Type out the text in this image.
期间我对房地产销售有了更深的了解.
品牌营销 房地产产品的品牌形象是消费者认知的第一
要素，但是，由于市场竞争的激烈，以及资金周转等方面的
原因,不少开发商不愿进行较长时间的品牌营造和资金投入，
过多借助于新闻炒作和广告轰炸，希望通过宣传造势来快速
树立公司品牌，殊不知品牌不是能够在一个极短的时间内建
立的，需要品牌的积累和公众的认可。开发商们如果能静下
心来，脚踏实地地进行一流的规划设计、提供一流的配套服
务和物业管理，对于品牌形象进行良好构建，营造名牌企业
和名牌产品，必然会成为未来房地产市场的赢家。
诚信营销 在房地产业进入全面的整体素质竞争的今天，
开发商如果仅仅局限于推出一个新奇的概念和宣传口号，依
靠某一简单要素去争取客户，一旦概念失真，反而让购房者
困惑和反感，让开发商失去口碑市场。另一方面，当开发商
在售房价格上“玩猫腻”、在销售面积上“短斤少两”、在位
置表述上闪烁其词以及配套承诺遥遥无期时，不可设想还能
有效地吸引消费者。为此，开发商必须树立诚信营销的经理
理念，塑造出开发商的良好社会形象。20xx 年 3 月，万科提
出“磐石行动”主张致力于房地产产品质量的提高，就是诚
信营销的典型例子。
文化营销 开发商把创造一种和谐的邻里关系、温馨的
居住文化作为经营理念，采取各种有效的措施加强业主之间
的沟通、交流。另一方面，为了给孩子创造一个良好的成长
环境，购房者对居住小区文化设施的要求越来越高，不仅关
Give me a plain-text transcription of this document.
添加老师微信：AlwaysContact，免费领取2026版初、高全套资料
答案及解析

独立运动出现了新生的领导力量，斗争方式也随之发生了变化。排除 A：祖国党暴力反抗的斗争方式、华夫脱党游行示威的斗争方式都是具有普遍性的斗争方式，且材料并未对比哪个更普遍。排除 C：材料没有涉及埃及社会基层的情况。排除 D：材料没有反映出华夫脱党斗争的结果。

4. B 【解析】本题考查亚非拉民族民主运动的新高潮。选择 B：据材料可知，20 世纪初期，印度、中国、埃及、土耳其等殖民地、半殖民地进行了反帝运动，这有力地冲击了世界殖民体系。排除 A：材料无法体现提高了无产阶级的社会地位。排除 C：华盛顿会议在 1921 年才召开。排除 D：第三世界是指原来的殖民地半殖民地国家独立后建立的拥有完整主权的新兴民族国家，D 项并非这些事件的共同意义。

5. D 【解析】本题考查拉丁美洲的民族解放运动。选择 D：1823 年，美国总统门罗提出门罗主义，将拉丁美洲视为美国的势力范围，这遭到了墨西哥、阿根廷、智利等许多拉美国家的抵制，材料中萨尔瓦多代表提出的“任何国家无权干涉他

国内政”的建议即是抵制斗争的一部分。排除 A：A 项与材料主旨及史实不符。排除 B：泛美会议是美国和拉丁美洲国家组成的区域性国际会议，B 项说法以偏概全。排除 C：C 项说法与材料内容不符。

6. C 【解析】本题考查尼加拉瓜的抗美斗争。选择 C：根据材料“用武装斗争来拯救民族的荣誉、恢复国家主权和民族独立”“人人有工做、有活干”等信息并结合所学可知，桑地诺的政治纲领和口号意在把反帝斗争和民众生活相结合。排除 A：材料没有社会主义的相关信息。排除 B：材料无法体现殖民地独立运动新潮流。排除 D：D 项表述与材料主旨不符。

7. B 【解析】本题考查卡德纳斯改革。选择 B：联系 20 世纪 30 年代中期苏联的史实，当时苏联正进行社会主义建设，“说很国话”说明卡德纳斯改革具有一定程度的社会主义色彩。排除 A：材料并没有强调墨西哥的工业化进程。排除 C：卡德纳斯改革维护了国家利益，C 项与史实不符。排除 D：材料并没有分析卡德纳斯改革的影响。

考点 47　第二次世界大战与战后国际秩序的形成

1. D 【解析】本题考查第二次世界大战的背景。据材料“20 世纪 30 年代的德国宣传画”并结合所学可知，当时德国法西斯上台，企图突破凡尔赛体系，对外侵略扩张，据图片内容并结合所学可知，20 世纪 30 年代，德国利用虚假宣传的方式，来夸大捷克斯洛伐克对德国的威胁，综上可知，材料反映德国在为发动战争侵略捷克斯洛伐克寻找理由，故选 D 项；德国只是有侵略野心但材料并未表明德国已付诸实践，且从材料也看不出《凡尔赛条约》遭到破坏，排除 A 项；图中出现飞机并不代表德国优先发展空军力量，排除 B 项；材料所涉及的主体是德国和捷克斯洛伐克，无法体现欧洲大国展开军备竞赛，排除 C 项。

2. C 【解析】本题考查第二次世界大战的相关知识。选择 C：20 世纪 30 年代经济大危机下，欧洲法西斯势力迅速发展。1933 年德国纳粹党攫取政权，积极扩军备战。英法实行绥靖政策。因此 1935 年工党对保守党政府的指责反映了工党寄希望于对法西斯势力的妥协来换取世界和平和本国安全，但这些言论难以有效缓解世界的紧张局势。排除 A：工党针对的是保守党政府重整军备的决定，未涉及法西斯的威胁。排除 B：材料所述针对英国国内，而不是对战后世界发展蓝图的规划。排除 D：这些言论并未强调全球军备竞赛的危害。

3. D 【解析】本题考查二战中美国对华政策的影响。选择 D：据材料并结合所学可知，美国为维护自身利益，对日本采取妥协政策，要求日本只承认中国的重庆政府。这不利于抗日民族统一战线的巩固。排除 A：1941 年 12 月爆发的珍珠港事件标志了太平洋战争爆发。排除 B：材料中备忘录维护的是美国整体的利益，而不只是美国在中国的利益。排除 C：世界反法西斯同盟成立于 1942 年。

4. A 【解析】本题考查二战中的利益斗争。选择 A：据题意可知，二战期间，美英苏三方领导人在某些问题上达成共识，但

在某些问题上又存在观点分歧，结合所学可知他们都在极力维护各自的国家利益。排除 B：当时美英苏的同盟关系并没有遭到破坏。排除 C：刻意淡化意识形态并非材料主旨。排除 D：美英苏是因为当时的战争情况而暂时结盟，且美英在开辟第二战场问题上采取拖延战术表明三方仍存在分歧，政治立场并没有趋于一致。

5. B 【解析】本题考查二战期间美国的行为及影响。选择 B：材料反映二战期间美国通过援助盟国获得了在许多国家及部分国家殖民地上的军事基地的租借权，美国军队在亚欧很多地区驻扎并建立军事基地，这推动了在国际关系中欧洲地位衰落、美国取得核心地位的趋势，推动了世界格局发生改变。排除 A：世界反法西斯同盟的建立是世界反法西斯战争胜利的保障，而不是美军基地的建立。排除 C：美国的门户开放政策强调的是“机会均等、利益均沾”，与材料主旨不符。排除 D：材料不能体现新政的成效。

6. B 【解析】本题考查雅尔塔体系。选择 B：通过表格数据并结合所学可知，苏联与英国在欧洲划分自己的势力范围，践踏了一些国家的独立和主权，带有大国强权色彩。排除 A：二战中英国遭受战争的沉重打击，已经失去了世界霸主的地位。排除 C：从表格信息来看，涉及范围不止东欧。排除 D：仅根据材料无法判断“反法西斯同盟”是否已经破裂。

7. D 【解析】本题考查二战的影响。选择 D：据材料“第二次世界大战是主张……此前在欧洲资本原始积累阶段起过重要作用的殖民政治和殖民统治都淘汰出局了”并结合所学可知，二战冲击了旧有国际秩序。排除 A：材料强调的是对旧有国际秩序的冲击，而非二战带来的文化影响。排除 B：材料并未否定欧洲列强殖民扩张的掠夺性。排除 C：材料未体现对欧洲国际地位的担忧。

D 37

********

Among the lines of the material above, how many include the string "this"? Report only that number.

== Exercise answer ==
2